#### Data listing
## START

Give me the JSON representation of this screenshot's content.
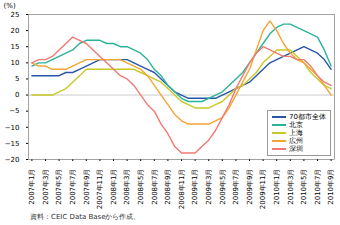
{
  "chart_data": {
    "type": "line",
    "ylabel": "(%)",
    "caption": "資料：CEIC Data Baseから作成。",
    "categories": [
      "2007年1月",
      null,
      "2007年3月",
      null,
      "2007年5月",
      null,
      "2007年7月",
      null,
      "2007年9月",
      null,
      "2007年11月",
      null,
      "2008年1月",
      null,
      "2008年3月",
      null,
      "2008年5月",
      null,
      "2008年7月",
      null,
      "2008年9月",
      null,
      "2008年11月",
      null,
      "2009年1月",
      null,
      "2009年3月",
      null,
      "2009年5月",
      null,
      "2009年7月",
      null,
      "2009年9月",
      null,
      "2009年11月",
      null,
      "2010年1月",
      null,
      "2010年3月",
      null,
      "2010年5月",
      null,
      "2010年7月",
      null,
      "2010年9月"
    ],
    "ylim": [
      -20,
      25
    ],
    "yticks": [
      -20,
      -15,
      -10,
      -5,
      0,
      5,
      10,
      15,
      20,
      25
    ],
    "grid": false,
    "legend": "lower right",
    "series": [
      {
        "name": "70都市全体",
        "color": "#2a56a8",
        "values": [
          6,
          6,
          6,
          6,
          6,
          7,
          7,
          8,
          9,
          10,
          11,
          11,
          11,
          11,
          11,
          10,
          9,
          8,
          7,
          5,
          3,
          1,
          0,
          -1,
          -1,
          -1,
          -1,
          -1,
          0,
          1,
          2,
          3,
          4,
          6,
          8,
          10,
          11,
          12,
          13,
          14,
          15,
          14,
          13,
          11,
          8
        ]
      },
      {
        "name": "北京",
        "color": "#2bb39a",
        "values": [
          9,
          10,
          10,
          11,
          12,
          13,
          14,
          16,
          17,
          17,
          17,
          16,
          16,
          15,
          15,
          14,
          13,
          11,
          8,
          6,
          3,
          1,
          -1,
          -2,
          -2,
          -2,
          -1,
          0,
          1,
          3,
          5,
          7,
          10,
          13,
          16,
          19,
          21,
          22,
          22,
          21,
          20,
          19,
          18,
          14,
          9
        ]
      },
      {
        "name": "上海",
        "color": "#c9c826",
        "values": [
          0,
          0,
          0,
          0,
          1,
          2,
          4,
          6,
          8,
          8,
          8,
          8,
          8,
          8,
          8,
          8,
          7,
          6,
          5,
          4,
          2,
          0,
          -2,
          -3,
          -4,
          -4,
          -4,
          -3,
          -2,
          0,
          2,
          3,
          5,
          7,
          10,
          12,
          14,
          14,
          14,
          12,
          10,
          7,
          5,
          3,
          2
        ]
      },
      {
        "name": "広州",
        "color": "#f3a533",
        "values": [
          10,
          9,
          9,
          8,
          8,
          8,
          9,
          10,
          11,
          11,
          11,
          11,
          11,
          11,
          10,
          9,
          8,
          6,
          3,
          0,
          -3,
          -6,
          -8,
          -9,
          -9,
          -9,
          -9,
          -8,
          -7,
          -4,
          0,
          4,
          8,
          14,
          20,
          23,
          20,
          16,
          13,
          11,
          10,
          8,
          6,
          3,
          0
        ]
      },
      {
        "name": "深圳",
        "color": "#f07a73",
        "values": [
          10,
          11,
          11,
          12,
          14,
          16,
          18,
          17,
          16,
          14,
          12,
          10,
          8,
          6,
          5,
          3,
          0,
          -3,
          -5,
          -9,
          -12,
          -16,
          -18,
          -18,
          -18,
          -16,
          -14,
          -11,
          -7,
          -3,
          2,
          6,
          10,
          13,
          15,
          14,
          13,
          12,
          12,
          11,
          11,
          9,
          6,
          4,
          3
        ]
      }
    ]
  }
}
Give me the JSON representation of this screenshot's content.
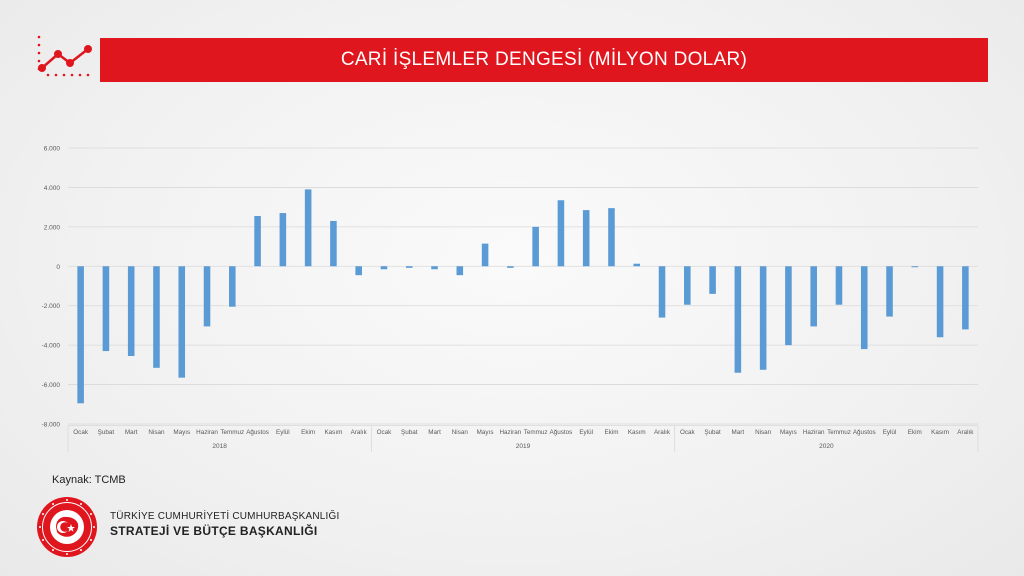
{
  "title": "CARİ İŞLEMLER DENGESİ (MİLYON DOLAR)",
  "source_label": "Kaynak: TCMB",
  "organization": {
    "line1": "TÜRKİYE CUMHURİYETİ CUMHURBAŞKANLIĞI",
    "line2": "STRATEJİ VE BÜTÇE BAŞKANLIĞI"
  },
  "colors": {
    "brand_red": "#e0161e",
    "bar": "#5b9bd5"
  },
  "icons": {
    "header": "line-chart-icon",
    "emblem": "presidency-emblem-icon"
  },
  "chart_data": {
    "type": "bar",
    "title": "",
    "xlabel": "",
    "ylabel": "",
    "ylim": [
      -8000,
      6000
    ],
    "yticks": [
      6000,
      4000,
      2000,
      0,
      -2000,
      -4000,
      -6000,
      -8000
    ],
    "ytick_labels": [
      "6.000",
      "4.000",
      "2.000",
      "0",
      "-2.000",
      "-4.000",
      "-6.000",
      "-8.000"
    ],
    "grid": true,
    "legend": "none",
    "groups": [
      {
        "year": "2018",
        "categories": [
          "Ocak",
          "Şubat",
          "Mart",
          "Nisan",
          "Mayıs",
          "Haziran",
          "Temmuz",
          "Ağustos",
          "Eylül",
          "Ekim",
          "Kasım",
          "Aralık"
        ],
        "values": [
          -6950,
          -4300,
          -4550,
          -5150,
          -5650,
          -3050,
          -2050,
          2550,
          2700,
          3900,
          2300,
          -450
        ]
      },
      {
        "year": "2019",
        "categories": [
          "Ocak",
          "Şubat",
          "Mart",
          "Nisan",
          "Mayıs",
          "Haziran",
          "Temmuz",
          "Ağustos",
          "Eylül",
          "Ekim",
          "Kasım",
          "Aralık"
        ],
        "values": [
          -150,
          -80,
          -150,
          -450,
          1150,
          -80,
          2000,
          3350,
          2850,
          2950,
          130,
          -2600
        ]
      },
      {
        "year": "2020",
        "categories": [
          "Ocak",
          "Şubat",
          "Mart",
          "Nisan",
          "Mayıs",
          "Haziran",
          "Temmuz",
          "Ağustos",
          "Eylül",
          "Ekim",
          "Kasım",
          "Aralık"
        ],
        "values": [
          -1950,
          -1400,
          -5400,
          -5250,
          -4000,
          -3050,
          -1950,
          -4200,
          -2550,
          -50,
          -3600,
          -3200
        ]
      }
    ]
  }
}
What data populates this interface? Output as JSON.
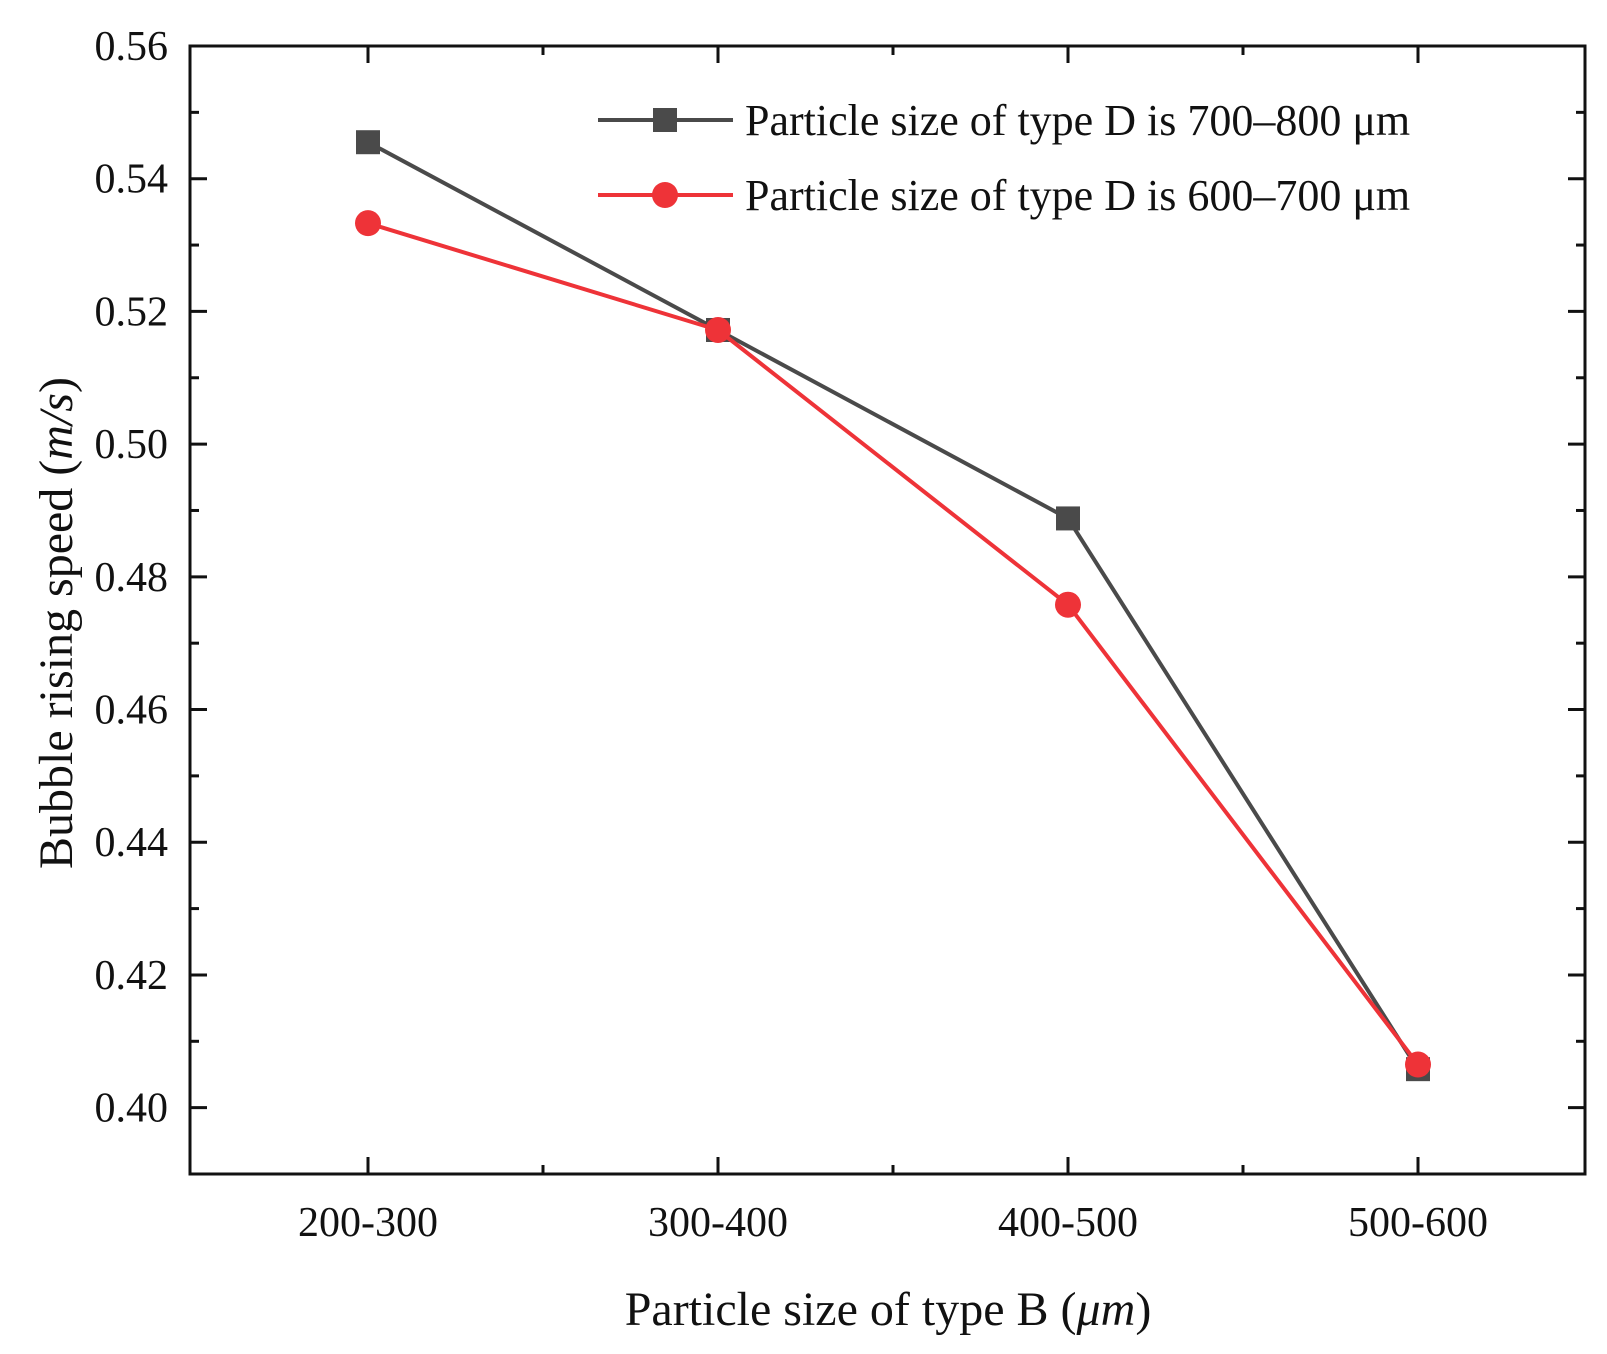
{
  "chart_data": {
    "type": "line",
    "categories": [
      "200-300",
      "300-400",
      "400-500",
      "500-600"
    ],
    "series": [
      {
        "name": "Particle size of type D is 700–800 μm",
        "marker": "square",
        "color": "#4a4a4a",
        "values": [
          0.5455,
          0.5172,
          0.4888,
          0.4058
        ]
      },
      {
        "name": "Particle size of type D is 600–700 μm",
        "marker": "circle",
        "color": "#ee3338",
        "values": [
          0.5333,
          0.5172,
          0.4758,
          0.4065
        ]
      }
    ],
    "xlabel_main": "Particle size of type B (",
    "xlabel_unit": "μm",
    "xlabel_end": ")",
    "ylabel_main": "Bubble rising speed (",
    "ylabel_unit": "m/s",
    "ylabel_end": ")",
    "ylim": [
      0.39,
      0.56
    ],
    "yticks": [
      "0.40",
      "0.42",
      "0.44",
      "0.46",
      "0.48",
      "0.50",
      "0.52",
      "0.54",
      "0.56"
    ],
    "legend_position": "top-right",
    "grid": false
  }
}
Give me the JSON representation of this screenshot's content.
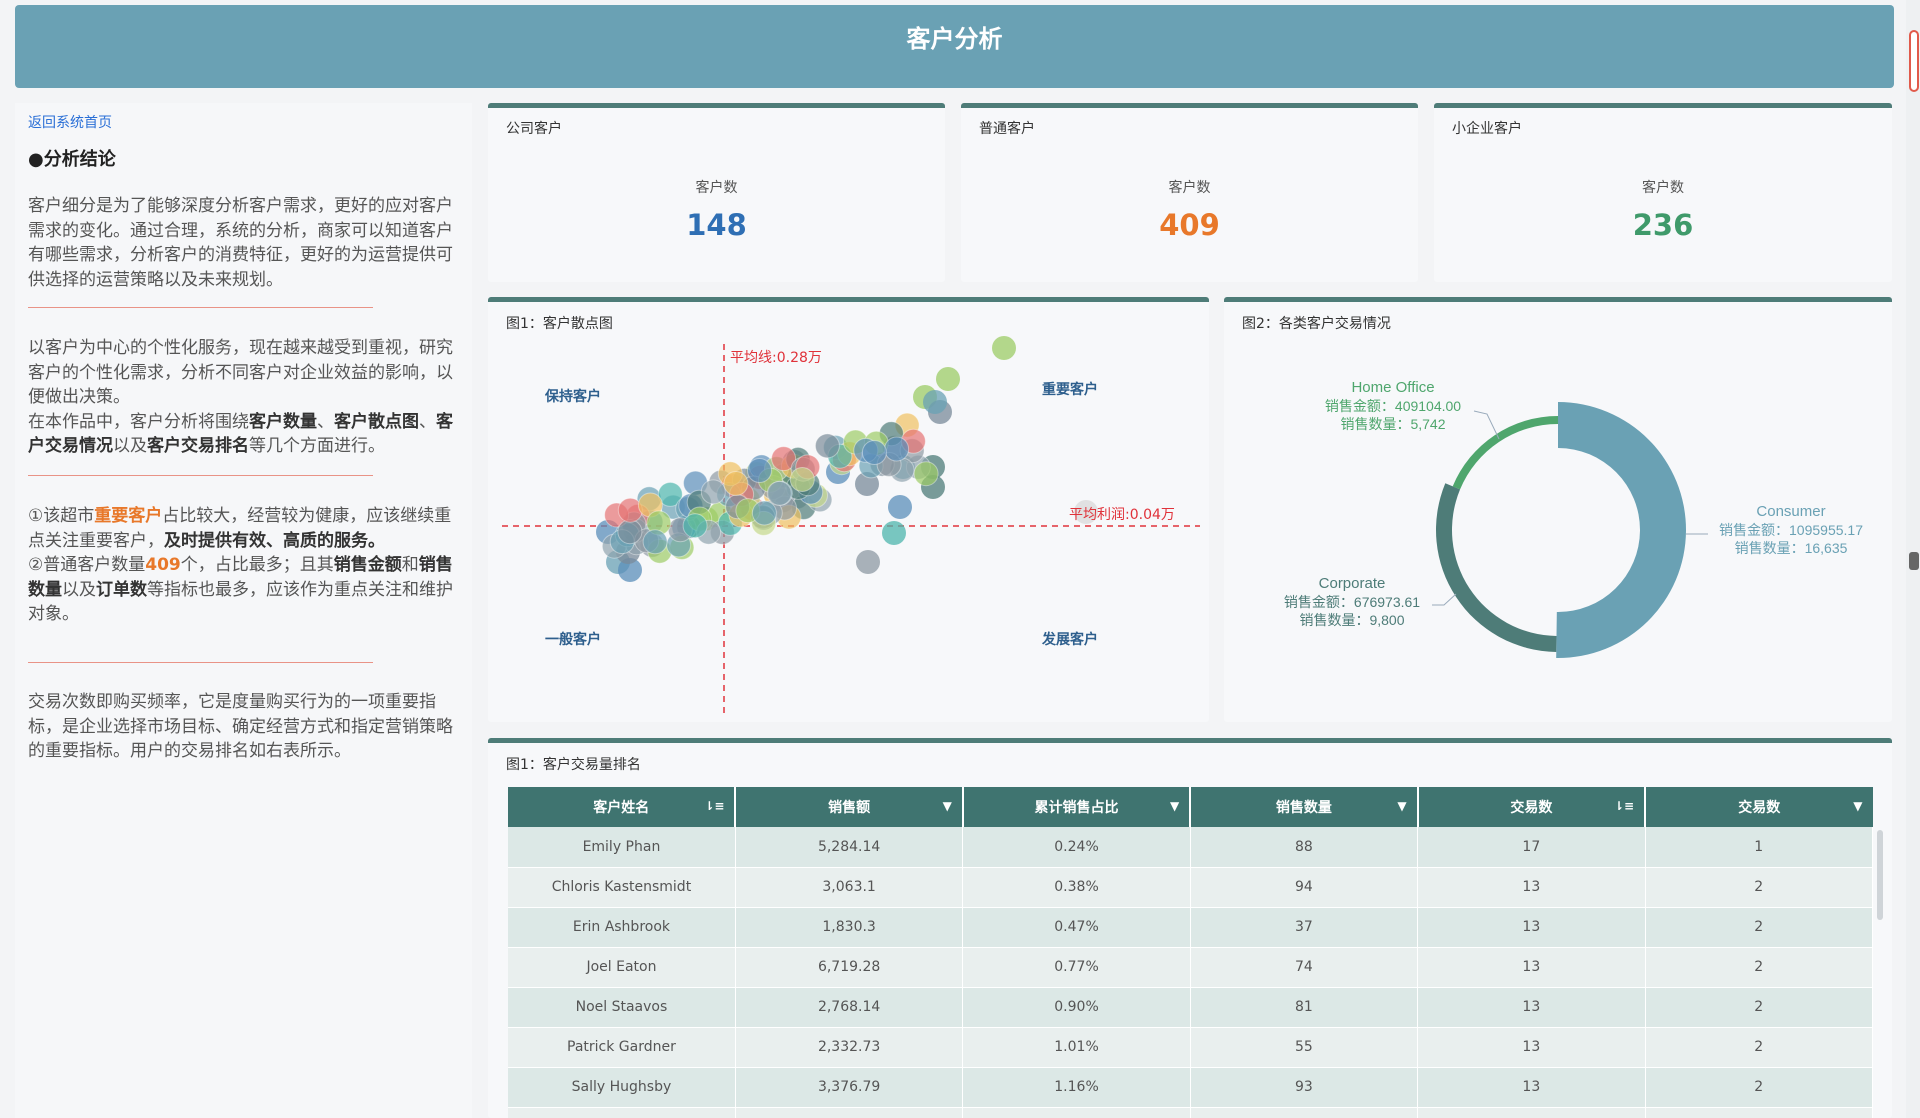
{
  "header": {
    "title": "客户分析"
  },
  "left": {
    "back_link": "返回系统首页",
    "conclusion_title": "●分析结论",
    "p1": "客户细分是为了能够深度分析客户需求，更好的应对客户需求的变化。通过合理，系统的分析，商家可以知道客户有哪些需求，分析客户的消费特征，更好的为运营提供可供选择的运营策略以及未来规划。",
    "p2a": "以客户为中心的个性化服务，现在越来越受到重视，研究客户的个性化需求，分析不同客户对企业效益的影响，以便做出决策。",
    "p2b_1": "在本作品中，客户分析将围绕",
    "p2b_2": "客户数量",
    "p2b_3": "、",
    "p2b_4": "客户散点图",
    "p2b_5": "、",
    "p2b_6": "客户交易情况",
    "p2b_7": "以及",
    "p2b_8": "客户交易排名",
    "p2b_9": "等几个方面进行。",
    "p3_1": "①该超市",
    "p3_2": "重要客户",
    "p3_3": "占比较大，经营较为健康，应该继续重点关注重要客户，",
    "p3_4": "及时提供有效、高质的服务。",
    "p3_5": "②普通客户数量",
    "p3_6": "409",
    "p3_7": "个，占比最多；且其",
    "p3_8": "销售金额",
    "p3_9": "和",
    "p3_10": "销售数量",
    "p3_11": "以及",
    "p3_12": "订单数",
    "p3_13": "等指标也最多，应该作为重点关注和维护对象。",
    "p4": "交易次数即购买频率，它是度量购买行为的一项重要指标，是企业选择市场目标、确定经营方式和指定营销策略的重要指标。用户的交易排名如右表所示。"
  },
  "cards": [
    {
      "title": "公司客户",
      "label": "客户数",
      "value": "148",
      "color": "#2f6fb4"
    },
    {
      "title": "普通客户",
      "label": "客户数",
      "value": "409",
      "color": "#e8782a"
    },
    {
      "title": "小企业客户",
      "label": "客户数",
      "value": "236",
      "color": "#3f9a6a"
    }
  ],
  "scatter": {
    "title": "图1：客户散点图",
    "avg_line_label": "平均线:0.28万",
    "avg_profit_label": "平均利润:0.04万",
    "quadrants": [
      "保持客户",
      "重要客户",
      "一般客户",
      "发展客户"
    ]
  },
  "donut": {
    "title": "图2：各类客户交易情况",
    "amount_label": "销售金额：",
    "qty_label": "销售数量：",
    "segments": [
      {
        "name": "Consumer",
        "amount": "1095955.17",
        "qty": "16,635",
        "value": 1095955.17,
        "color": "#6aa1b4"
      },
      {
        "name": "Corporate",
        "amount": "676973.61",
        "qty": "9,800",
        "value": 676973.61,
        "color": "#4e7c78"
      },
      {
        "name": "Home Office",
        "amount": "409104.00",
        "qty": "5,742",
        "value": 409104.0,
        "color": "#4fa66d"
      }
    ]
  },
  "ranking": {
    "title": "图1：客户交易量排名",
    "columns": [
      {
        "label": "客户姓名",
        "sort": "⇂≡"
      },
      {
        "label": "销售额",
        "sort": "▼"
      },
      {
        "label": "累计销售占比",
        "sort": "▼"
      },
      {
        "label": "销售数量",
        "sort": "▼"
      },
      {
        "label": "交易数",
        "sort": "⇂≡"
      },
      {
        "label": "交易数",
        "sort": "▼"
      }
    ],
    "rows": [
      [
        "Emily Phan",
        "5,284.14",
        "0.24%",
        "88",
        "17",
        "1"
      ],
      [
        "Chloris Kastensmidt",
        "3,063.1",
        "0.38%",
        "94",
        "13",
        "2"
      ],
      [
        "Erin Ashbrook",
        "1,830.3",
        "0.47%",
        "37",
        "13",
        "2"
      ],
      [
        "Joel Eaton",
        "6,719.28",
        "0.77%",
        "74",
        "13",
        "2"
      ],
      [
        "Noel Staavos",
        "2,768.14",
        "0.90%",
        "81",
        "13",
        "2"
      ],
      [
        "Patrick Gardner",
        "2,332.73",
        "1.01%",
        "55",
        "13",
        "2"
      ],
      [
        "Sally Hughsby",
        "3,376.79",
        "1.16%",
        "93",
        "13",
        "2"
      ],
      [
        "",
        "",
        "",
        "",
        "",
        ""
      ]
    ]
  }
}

## END

#### Task directions
Going through the entries above, report how many lines include the string "size". The number alone is the answer.

#### Response for this exercise
3